### Exercise instructions
Reproduce this listing in full.
[begin Task data]
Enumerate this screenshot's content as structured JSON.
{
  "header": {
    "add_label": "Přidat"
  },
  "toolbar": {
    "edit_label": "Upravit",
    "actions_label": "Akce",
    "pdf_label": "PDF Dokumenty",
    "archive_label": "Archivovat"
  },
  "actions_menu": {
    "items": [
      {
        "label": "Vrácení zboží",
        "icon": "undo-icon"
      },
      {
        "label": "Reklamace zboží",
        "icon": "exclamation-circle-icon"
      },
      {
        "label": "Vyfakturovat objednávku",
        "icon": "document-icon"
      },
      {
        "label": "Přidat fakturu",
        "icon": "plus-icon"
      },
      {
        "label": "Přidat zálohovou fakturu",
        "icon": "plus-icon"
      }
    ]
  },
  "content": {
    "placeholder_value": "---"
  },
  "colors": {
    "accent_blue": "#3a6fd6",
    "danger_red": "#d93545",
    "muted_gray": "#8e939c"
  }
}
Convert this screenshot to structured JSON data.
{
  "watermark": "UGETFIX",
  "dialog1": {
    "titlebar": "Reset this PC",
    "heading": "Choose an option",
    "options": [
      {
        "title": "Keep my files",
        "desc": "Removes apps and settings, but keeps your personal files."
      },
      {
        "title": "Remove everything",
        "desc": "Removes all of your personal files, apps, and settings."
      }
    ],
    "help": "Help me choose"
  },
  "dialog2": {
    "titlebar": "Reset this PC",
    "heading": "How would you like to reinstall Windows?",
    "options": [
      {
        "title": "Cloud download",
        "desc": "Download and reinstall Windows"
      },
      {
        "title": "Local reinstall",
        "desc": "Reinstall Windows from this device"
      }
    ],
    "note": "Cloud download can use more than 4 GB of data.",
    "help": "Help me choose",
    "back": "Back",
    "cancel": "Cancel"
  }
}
[end Task data]
### Task solution
Enumerate this screenshot's content as structured JSON.
{
  "header": {
    "add_label": "Přidat"
  },
  "toolbar": {
    "edit_label": "Upravit",
    "actions_label": "Akce",
    "pdf_label": "PDF Dokumenty",
    "archive_label": "Archivovat"
  },
  "actions_menu": {
    "items": [
      {
        "label": "Vrácení zboží",
        "icon": "undo-icon"
      },
      {
        "label": "Reklamace zboží",
        "icon": "exclamation-circle-icon"
      },
      {
        "label": "Vyfakturovat objednávku",
        "icon": "document-icon"
      },
      {
        "label": "Přidat fakturu",
        "icon": "plus-icon"
      },
      {
        "label": "Přidat zálohovou fakturu",
        "icon": "plus-icon"
      }
    ]
  },
  "content": {
    "placeholder_value": "---"
  },
  "colors": {
    "accent_blue": "#3a6fd6",
    "danger_red": "#d93545",
    "muted_gray": "#8e939c"
  }
}
Convert this screenshot to structured JSON data.
{
  "watermark": "UGETFIX",
  "dialog1": {
    "titlebar": "Reset this PC",
    "heading": "Choose an option",
    "options": [
      {
        "title": "Keep my files",
        "desc": "Removes apps and settings, but keeps your personal files."
      },
      {
        "title": "Remove everything",
        "desc": "Removes all of your personal files, apps, and settings."
      }
    ],
    "help": "Help me choose"
  },
  "dialog2": {
    "titlebar": "Reset this PC",
    "heading": "How would you like to reinstall Windows?",
    "options": [
      {
        "title": "Cloud download",
        "desc": "Download and reinstall Windows"
      },
      {
        "title": "Local reinstall",
        "desc": "Reinstall Windows from this device"
      }
    ],
    "note": "Cloud download can use more than 4 GB of data.",
    "help": "Help me choose",
    "back": "Back",
    "cancel": "Cancel"
  }
}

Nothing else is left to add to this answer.